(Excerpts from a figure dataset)
────────────────────
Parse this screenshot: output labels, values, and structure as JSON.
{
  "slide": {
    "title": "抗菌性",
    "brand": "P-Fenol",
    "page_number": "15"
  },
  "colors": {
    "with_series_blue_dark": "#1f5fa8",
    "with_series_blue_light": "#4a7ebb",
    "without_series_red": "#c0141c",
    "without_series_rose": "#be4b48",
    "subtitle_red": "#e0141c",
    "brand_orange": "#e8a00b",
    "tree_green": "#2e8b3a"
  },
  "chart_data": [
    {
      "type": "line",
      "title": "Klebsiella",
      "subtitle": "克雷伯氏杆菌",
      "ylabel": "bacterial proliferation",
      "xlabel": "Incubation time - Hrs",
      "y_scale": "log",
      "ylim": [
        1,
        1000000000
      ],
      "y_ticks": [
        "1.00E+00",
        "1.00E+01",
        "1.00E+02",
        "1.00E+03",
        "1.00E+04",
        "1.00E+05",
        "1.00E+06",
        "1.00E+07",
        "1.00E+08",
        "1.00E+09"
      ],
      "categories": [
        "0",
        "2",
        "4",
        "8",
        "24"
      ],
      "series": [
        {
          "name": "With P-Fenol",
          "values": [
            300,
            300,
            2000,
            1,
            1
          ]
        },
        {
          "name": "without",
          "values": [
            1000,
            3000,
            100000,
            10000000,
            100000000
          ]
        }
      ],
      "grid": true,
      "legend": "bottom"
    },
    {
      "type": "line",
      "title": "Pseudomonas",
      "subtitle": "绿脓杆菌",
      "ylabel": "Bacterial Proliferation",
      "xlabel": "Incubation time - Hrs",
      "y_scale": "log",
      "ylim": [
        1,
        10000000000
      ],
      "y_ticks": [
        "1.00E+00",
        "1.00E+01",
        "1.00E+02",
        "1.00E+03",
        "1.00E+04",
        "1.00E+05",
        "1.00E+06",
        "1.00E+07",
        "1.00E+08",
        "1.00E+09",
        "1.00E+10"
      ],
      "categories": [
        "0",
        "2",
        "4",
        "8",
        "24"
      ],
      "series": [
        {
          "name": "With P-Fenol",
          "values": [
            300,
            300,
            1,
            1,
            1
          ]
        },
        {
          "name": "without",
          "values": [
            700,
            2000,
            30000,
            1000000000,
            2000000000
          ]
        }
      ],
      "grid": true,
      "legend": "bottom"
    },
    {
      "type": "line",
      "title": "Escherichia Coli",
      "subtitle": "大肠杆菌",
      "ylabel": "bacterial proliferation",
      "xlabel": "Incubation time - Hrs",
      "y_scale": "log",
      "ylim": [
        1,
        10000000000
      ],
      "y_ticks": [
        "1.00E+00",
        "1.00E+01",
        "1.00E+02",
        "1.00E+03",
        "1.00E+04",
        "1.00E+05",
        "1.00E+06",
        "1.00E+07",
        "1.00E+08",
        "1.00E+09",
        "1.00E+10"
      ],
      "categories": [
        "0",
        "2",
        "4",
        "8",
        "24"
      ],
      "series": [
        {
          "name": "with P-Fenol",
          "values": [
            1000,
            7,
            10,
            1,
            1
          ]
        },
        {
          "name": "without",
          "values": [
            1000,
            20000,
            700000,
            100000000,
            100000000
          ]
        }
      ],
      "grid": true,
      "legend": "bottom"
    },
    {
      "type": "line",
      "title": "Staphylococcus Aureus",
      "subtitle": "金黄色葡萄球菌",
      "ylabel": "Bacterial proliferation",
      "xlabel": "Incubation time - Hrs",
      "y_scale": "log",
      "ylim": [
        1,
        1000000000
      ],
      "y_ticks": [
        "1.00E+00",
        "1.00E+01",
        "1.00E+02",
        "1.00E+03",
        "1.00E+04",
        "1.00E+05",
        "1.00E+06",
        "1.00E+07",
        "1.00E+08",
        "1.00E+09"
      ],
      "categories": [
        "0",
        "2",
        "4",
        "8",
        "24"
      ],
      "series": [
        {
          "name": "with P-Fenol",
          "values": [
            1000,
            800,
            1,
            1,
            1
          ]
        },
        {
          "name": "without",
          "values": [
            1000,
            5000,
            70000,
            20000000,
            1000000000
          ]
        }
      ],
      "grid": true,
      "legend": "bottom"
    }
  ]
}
────────────────────
## Exercise instructions
Without altering a single word, set down all the entries again.

## Response to this task
Parse this screenshot: output labels, values, and structure as JSON.
{
  "slide": {
    "title": "抗菌性",
    "brand": "P-Fenol",
    "page_number": "15"
  },
  "colors": {
    "with_series_blue_dark": "#1f5fa8",
    "with_series_blue_light": "#4a7ebb",
    "without_series_red": "#c0141c",
    "without_series_rose": "#be4b48",
    "subtitle_red": "#e0141c",
    "brand_orange": "#e8a00b",
    "tree_green": "#2e8b3a"
  },
  "chart_data": [
    {
      "type": "line",
      "title": "Klebsiella",
      "subtitle": "克雷伯氏杆菌",
      "ylabel": "bacterial proliferation",
      "xlabel": "Incubation time - Hrs",
      "y_scale": "log",
      "ylim": [
        1,
        1000000000
      ],
      "y_ticks": [
        "1.00E+00",
        "1.00E+01",
        "1.00E+02",
        "1.00E+03",
        "1.00E+04",
        "1.00E+05",
        "1.00E+06",
        "1.00E+07",
        "1.00E+08",
        "1.00E+09"
      ],
      "categories": [
        "0",
        "2",
        "4",
        "8",
        "24"
      ],
      "series": [
        {
          "name": "With P-Fenol",
          "values": [
            300,
            300,
            2000,
            1,
            1
          ]
        },
        {
          "name": "without",
          "values": [
            1000,
            3000,
            100000,
            10000000,
            100000000
          ]
        }
      ],
      "grid": true,
      "legend": "bottom"
    },
    {
      "type": "line",
      "title": "Pseudomonas",
      "subtitle": "绿脓杆菌",
      "ylabel": "Bacterial Proliferation",
      "xlabel": "Incubation time - Hrs",
      "y_scale": "log",
      "ylim": [
        1,
        10000000000
      ],
      "y_ticks": [
        "1.00E+00",
        "1.00E+01",
        "1.00E+02",
        "1.00E+03",
        "1.00E+04",
        "1.00E+05",
        "1.00E+06",
        "1.00E+07",
        "1.00E+08",
        "1.00E+09",
        "1.00E+10"
      ],
      "categories": [
        "0",
        "2",
        "4",
        "8",
        "24"
      ],
      "series": [
        {
          "name": "With P-Fenol",
          "values": [
            300,
            300,
            1,
            1,
            1
          ]
        },
        {
          "name": "without",
          "values": [
            700,
            2000,
            30000,
            1000000000,
            2000000000
          ]
        }
      ],
      "grid": true,
      "legend": "bottom"
    },
    {
      "type": "line",
      "title": "Escherichia Coli",
      "subtitle": "大肠杆菌",
      "ylabel": "bacterial proliferation",
      "xlabel": "Incubation time - Hrs",
      "y_scale": "log",
      "ylim": [
        1,
        10000000000
      ],
      "y_ticks": [
        "1.00E+00",
        "1.00E+01",
        "1.00E+02",
        "1.00E+03",
        "1.00E+04",
        "1.00E+05",
        "1.00E+06",
        "1.00E+07",
        "1.00E+08",
        "1.00E+09",
        "1.00E+10"
      ],
      "categories": [
        "0",
        "2",
        "4",
        "8",
        "24"
      ],
      "series": [
        {
          "name": "with P-Fenol",
          "values": [
            1000,
            7,
            10,
            1,
            1
          ]
        },
        {
          "name": "without",
          "values": [
            1000,
            20000,
            700000,
            100000000,
            100000000
          ]
        }
      ],
      "grid": true,
      "legend": "bottom"
    },
    {
      "type": "line",
      "title": "Staphylococcus Aureus",
      "subtitle": "金黄色葡萄球菌",
      "ylabel": "Bacterial proliferation",
      "xlabel": "Incubation time - Hrs",
      "y_scale": "log",
      "ylim": [
        1,
        1000000000
      ],
      "y_ticks": [
        "1.00E+00",
        "1.00E+01",
        "1.00E+02",
        "1.00E+03",
        "1.00E+04",
        "1.00E+05",
        "1.00E+06",
        "1.00E+07",
        "1.00E+08",
        "1.00E+09"
      ],
      "categories": [
        "0",
        "2",
        "4",
        "8",
        "24"
      ],
      "series": [
        {
          "name": "with P-Fenol",
          "values": [
            1000,
            800,
            1,
            1,
            1
          ]
        },
        {
          "name": "without",
          "values": [
            1000,
            5000,
            70000,
            20000000,
            1000000000
          ]
        }
      ],
      "grid": true,
      "legend": "bottom"
    }
  ]
}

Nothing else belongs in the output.